━━━━━ Given entries

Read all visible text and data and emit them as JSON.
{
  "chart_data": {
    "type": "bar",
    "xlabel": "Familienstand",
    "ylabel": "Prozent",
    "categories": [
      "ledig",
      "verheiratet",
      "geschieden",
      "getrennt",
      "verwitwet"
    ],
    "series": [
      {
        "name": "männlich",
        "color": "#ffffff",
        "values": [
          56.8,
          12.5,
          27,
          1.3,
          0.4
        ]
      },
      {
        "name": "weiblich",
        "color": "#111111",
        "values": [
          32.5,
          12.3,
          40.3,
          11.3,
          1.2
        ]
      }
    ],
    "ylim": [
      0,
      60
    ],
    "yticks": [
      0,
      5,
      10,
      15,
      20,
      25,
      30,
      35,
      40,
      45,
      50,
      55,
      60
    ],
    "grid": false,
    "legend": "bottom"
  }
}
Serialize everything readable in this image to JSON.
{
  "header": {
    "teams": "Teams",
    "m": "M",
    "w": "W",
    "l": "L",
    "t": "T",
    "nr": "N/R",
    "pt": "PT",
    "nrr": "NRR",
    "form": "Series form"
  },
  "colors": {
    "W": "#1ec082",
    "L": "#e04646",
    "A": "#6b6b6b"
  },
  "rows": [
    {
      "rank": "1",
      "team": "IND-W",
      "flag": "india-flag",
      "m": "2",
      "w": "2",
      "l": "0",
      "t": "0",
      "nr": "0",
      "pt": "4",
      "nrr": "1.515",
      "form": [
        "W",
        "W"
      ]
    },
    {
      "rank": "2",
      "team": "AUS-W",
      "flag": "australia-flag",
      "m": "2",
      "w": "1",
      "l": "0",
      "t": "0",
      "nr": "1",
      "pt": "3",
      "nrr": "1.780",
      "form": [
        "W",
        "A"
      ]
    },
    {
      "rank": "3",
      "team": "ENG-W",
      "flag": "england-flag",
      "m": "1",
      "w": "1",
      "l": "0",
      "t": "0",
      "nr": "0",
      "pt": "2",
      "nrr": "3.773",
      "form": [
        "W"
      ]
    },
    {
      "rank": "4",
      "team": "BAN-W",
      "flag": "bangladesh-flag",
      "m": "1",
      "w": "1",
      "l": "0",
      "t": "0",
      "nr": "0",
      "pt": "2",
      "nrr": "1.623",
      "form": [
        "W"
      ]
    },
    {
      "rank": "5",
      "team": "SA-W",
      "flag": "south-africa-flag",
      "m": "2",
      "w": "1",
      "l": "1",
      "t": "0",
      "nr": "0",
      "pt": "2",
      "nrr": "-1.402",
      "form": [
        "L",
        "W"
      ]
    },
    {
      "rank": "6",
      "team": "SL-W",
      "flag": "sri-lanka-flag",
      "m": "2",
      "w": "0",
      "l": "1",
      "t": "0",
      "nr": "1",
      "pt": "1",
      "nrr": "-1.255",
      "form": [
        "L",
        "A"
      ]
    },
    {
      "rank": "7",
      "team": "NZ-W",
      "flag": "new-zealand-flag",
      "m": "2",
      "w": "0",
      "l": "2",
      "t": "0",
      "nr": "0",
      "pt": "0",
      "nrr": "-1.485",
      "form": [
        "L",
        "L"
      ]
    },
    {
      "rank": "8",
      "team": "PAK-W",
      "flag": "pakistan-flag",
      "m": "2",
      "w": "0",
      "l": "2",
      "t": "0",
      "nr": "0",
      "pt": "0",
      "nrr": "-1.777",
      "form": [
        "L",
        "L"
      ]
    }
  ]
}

━━━━━━━━━━

## Direction
How many lines of the data contain the word "rank"? Answer with the number alone.

## Full answer
8